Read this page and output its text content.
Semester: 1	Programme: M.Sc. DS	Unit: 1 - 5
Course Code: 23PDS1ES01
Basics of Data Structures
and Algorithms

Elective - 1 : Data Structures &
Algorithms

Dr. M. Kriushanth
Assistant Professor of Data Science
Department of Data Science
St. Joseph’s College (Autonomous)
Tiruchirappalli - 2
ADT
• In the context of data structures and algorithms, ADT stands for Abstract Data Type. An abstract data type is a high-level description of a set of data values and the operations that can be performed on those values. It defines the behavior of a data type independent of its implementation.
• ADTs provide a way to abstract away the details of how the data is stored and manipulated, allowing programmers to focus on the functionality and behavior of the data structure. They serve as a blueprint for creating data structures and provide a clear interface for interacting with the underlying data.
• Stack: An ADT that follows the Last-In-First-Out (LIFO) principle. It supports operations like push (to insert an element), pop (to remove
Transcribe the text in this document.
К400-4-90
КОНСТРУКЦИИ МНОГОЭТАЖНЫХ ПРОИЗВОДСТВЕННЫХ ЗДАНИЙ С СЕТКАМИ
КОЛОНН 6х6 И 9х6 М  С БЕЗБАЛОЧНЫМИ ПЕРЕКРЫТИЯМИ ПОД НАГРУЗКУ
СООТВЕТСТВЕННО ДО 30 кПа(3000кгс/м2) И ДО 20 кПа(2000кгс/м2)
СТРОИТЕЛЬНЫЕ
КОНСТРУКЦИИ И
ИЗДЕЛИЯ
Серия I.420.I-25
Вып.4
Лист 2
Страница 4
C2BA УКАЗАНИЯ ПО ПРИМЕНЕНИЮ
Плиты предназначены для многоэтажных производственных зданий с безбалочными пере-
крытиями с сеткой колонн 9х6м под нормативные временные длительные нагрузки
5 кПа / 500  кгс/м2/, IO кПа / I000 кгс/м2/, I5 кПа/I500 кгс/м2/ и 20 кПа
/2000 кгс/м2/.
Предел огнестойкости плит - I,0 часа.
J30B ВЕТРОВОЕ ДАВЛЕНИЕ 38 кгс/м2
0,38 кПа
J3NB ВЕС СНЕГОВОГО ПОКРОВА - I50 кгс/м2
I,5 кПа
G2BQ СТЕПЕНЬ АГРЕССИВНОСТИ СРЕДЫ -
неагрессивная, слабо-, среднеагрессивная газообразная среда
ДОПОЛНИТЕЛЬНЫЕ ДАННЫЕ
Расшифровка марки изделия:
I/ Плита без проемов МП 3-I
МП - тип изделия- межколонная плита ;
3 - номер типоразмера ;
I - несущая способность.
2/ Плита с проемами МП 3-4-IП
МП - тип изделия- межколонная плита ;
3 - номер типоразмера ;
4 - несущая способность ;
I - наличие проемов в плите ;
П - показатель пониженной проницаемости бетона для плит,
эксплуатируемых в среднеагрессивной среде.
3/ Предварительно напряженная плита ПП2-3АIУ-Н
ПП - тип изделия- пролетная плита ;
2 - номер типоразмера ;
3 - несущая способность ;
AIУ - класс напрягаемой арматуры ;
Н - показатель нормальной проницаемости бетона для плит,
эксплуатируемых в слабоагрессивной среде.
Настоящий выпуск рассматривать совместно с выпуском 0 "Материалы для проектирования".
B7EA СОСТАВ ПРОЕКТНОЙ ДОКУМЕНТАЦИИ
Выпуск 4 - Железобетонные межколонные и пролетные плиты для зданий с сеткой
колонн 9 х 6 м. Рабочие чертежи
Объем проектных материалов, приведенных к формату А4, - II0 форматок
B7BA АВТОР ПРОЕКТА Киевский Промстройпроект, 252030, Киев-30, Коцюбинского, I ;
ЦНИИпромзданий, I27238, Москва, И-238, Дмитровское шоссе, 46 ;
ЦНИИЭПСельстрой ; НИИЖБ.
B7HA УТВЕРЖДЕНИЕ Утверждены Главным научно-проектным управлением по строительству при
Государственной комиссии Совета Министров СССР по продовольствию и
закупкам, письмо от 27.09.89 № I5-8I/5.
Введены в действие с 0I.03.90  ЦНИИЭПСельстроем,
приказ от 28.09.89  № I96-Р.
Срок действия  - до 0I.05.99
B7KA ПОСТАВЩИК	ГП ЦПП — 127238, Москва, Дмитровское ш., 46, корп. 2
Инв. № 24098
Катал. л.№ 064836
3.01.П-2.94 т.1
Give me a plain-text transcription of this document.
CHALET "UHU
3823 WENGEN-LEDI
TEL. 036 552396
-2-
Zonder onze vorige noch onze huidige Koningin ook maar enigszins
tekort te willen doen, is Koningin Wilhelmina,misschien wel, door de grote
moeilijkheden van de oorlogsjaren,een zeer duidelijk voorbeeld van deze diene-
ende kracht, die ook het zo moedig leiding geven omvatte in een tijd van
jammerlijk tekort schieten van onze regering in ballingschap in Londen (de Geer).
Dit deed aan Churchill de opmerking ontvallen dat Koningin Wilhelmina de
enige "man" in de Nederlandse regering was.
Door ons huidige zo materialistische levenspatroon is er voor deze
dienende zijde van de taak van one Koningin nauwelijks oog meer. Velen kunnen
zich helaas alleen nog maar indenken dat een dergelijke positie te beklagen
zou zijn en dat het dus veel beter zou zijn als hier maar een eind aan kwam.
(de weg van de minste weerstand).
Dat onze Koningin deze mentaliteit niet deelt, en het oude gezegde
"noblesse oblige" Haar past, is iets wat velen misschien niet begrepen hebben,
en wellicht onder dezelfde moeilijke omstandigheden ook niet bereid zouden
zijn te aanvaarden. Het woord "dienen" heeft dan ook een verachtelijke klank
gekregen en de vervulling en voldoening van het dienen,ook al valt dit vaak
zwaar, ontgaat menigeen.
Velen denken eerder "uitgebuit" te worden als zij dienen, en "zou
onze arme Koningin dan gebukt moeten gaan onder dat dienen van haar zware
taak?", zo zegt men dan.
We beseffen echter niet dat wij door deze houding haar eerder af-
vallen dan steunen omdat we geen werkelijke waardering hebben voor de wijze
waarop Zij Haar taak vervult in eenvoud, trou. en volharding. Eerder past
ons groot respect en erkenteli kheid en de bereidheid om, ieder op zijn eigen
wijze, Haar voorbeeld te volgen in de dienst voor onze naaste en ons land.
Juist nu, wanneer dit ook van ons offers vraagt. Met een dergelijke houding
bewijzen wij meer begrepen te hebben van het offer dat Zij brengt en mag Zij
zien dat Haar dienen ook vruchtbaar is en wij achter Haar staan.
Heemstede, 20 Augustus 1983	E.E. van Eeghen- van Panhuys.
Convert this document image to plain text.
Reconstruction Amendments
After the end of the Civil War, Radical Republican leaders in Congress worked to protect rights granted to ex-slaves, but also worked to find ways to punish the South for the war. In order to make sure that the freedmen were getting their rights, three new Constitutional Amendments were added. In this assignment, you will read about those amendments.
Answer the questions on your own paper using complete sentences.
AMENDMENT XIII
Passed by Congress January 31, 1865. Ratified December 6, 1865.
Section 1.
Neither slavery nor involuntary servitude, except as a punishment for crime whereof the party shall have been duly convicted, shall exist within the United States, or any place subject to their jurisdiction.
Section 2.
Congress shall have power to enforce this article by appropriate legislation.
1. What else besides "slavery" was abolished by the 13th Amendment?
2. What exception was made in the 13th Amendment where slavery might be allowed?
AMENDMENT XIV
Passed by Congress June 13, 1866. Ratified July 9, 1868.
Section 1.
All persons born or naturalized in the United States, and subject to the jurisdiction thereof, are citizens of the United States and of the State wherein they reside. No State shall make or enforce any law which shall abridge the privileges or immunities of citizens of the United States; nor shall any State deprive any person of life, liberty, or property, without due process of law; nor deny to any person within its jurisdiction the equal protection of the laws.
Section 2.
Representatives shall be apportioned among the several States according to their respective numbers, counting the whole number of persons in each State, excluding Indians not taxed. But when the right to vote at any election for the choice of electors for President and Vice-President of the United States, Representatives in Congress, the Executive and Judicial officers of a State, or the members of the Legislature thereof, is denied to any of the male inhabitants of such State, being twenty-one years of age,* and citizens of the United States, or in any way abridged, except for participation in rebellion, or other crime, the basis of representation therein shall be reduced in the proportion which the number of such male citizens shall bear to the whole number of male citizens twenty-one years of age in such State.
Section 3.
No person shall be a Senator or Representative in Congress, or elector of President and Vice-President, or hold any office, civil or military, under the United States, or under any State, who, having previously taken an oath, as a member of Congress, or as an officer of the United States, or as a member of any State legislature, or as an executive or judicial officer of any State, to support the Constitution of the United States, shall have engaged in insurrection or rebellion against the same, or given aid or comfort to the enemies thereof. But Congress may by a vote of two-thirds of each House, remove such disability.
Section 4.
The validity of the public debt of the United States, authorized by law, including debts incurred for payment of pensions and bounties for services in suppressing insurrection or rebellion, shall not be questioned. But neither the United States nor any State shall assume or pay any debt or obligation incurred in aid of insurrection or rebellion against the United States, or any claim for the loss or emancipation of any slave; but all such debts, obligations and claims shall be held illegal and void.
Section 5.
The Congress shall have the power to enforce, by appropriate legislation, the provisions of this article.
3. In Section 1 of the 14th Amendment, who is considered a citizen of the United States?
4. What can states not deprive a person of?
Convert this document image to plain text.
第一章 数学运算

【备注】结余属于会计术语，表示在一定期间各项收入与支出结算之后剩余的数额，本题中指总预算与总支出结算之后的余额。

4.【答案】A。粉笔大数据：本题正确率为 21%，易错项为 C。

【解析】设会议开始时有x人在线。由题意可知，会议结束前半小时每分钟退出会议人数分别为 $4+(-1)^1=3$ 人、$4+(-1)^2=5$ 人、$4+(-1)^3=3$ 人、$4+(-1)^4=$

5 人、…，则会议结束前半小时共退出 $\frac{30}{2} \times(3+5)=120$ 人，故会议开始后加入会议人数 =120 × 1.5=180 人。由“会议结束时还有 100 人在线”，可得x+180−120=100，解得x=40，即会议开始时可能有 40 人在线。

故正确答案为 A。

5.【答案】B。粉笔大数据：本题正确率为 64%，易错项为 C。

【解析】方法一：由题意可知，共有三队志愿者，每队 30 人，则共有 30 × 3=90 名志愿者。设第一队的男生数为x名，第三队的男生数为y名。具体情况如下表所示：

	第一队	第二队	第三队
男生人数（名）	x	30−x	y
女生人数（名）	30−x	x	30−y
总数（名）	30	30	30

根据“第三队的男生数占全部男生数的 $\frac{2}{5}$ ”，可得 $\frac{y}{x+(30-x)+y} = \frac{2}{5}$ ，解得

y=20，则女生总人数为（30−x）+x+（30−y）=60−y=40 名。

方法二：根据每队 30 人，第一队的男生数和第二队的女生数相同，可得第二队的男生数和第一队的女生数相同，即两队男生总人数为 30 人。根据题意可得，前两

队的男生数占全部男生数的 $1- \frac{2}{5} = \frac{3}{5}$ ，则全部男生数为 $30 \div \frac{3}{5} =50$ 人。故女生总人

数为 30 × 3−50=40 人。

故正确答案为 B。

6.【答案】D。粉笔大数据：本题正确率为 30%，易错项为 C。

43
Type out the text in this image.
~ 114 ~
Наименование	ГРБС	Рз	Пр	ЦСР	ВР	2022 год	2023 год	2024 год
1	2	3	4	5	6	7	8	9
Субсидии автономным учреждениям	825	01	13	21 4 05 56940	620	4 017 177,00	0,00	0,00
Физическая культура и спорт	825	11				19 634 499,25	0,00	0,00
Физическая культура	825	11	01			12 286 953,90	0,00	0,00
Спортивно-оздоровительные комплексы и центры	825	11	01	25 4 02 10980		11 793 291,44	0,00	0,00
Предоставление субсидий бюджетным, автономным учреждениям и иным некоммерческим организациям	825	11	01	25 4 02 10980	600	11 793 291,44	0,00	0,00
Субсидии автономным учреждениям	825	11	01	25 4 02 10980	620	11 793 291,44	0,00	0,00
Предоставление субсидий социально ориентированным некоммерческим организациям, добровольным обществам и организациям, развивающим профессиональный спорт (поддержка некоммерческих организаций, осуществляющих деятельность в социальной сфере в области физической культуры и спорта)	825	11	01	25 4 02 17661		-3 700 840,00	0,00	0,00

| Your instructions |
Find the word "zijn" in the data and copy out each line where it turns up.

| Written answer |
zou zijn en dat het dus veel beter zou zijn als hier maar een eind aan kwam.
zijn te aanvaarden. Het woord "dienen" heeft dan ook een verachtelijke klank
ons groot respect en erkenteli kheid en de bereidheid om, ieder op zijn eigen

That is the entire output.